Without the pictures, return all of the material exactly as written.

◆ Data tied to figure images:
:::

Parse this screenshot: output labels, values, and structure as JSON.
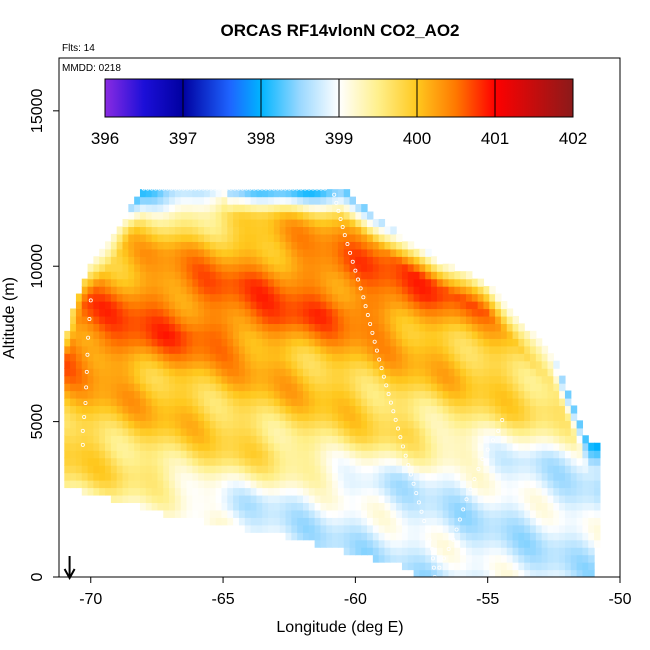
{
  "chart_data": {
    "type": "heatmap",
    "title": "ORCAS RF14vlonN CO2_AO2",
    "annotations": {
      "flights": "Flts: 14",
      "date": "MMDD: 0218"
    },
    "xlabel": "Longitude (deg E)",
    "ylabel": "Altitude (m)",
    "xlim": [
      -71.2,
      -50.0
    ],
    "ylim": [
      0,
      16700
    ],
    "xticks": [
      -70,
      -65,
      -60,
      -55,
      -50
    ],
    "xtick_labels": [
      "-70",
      "-65",
      "-60",
      "-55",
      "-50"
    ],
    "yticks": [
      0,
      5000,
      10000,
      15000
    ],
    "ytick_labels": [
      "0",
      "5000",
      "10000",
      "15000"
    ],
    "colorbar": {
      "min": 396,
      "max": 402,
      "ticks": [
        396,
        397,
        398,
        399,
        400,
        401,
        402
      ],
      "tick_labels": [
        "396",
        "397",
        "398",
        "399",
        "400",
        "401",
        "402"
      ],
      "colors": [
        {
          "v": 396.0,
          "c": "#8a2be2"
        },
        {
          "v": 396.5,
          "c": "#1c0fd8"
        },
        {
          "v": 397.0,
          "c": "#0000a0"
        },
        {
          "v": 397.6,
          "c": "#1e64ff"
        },
        {
          "v": 398.0,
          "c": "#00b4ff"
        },
        {
          "v": 398.5,
          "c": "#9ad8ff"
        },
        {
          "v": 399.0,
          "c": "#ffffff"
        },
        {
          "v": 399.5,
          "c": "#fff08c"
        },
        {
          "v": 400.0,
          "c": "#ffc81e"
        },
        {
          "v": 400.5,
          "c": "#ff7800"
        },
        {
          "v": 401.0,
          "c": "#ff0000"
        },
        {
          "v": 402.0,
          "c": "#8b1a1a"
        }
      ]
    },
    "domain": {
      "top_edge": [
        [
          -68.0,
          12500
        ],
        [
          -60.5,
          12500
        ],
        [
          -58.0,
          10800
        ],
        [
          -55.0,
          9400
        ],
        [
          -52.5,
          7100
        ],
        [
          -51.2,
          4300
        ]
      ],
      "left_edge": [
        [
          -68.0,
          12500
        ],
        [
          -70.3,
          9600
        ],
        [
          -71.0,
          7600
        ],
        [
          -71.0,
          2900
        ]
      ],
      "bottom_edge": [
        [
          -71.0,
          2900
        ],
        [
          -67.0,
          2000
        ],
        [
          -62.5,
          1300
        ],
        [
          -58.0,
          300
        ],
        [
          -57.5,
          0
        ],
        [
          -51.0,
          0
        ],
        [
          -50.8,
          1300
        ]
      ]
    },
    "field_profile": [
      {
        "alt": 0,
        "co2": 398.8
      },
      {
        "alt": 1500,
        "co2": 398.9
      },
      {
        "alt": 3000,
        "co2": 399.6
      },
      {
        "alt": 4500,
        "co2": 399.9
      },
      {
        "alt": 6000,
        "co2": 400.1
      },
      {
        "alt": 7200,
        "co2": 400.55
      },
      {
        "alt": 8600,
        "co2": 400.5
      },
      {
        "alt": 10000,
        "co2": 400.1
      },
      {
        "alt": 11200,
        "co2": 399.5
      },
      {
        "alt": 12500,
        "co2": 398.8
      }
    ],
    "flight_track": {
      "descent_near_coast": [
        [
          -70.0,
          8900
        ],
        [
          -70.1,
          7700
        ],
        [
          -70.15,
          6600
        ],
        [
          -70.2,
          5600
        ],
        [
          -70.3,
          4700
        ],
        [
          -70.3,
          3800
        ]
      ],
      "high_leg": [
        [
          -68.0,
          12500
        ],
        [
          -65.0,
          12500
        ],
        [
          -62.5,
          12500
        ],
        [
          -61.0,
          12500
        ]
      ],
      "dive": [
        [
          -60.8,
          12300
        ],
        [
          -60.4,
          11000
        ],
        [
          -59.7,
          9000
        ],
        [
          -59.1,
          7000
        ],
        [
          -58.3,
          4500
        ],
        [
          -57.7,
          2700
        ],
        [
          -57.1,
          900
        ],
        [
          -57.0,
          0
        ]
      ],
      "ascent": [
        [
          -57.0,
          0
        ],
        [
          -56.3,
          1200
        ],
        [
          -55.8,
          2500
        ],
        [
          -55.2,
          3800
        ],
        [
          -54.6,
          4700
        ],
        [
          -54.3,
          5400
        ]
      ]
    },
    "direction_marker": {
      "lon": -70.8,
      "symbol": "↓"
    }
  }
}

:::

◆ FINISHED ANSWER:
Parse this screenshot: output labels, values, and structure as JSON.
{
  "chart_data": {
    "type": "heatmap",
    "title": "ORCAS RF14vlonN CO2_AO2",
    "annotations": {
      "flights": "Flts: 14",
      "date": "MMDD: 0218"
    },
    "xlabel": "Longitude (deg E)",
    "ylabel": "Altitude (m)",
    "xlim": [
      -71.2,
      -50.0
    ],
    "ylim": [
      0,
      16700
    ],
    "xticks": [
      -70,
      -65,
      -60,
      -55,
      -50
    ],
    "xtick_labels": [
      "-70",
      "-65",
      "-60",
      "-55",
      "-50"
    ],
    "yticks": [
      0,
      5000,
      10000,
      15000
    ],
    "ytick_labels": [
      "0",
      "5000",
      "10000",
      "15000"
    ],
    "colorbar": {
      "min": 396,
      "max": 402,
      "ticks": [
        396,
        397,
        398,
        399,
        400,
        401,
        402
      ],
      "tick_labels": [
        "396",
        "397",
        "398",
        "399",
        "400",
        "401",
        "402"
      ],
      "colors": [
        {
          "v": 396.0,
          "c": "#8a2be2"
        },
        {
          "v": 396.5,
          "c": "#1c0fd8"
        },
        {
          "v": 397.0,
          "c": "#0000a0"
        },
        {
          "v": 397.6,
          "c": "#1e64ff"
        },
        {
          "v": 398.0,
          "c": "#00b4ff"
        },
        {
          "v": 398.5,
          "c": "#9ad8ff"
        },
        {
          "v": 399.0,
          "c": "#ffffff"
        },
        {
          "v": 399.5,
          "c": "#fff08c"
        },
        {
          "v": 400.0,
          "c": "#ffc81e"
        },
        {
          "v": 400.5,
          "c": "#ff7800"
        },
        {
          "v": 401.0,
          "c": "#ff0000"
        },
        {
          "v": 402.0,
          "c": "#8b1a1a"
        }
      ]
    },
    "domain": {
      "top_edge": [
        [
          -68.0,
          12500
        ],
        [
          -60.5,
          12500
        ],
        [
          -58.0,
          10800
        ],
        [
          -55.0,
          9400
        ],
        [
          -52.5,
          7100
        ],
        [
          -51.2,
          4300
        ]
      ],
      "left_edge": [
        [
          -68.0,
          12500
        ],
        [
          -70.3,
          9600
        ],
        [
          -71.0,
          7600
        ],
        [
          -71.0,
          2900
        ]
      ],
      "bottom_edge": [
        [
          -71.0,
          2900
        ],
        [
          -67.0,
          2000
        ],
        [
          -62.5,
          1300
        ],
        [
          -58.0,
          300
        ],
        [
          -57.5,
          0
        ],
        [
          -51.0,
          0
        ],
        [
          -50.8,
          1300
        ]
      ]
    },
    "field_profile": [
      {
        "alt": 0,
        "co2": 398.8
      },
      {
        "alt": 1500,
        "co2": 398.9
      },
      {
        "alt": 3000,
        "co2": 399.6
      },
      {
        "alt": 4500,
        "co2": 399.9
      },
      {
        "alt": 6000,
        "co2": 400.1
      },
      {
        "alt": 7200,
        "co2": 400.55
      },
      {
        "alt": 8600,
        "co2": 400.5
      },
      {
        "alt": 10000,
        "co2": 400.1
      },
      {
        "alt": 11200,
        "co2": 399.5
      },
      {
        "alt": 12500,
        "co2": 398.8
      }
    ],
    "flight_track": {
      "descent_near_coast": [
        [
          -70.0,
          8900
        ],
        [
          -70.1,
          7700
        ],
        [
          -70.15,
          6600
        ],
        [
          -70.2,
          5600
        ],
        [
          -70.3,
          4700
        ],
        [
          -70.3,
          3800
        ]
      ],
      "high_leg": [
        [
          -68.0,
          12500
        ],
        [
          -65.0,
          12500
        ],
        [
          -62.5,
          12500
        ],
        [
          -61.0,
          12500
        ]
      ],
      "dive": [
        [
          -60.8,
          12300
        ],
        [
          -60.4,
          11000
        ],
        [
          -59.7,
          9000
        ],
        [
          -59.1,
          7000
        ],
        [
          -58.3,
          4500
        ],
        [
          -57.7,
          2700
        ],
        [
          -57.1,
          900
        ],
        [
          -57.0,
          0
        ]
      ],
      "ascent": [
        [
          -57.0,
          0
        ],
        [
          -56.3,
          1200
        ],
        [
          -55.8,
          2500
        ],
        [
          -55.2,
          3800
        ],
        [
          -54.6,
          4700
        ],
        [
          -54.3,
          5400
        ]
      ]
    },
    "direction_marker": {
      "lon": -70.8,
      "symbol": "↓"
    }
  }
}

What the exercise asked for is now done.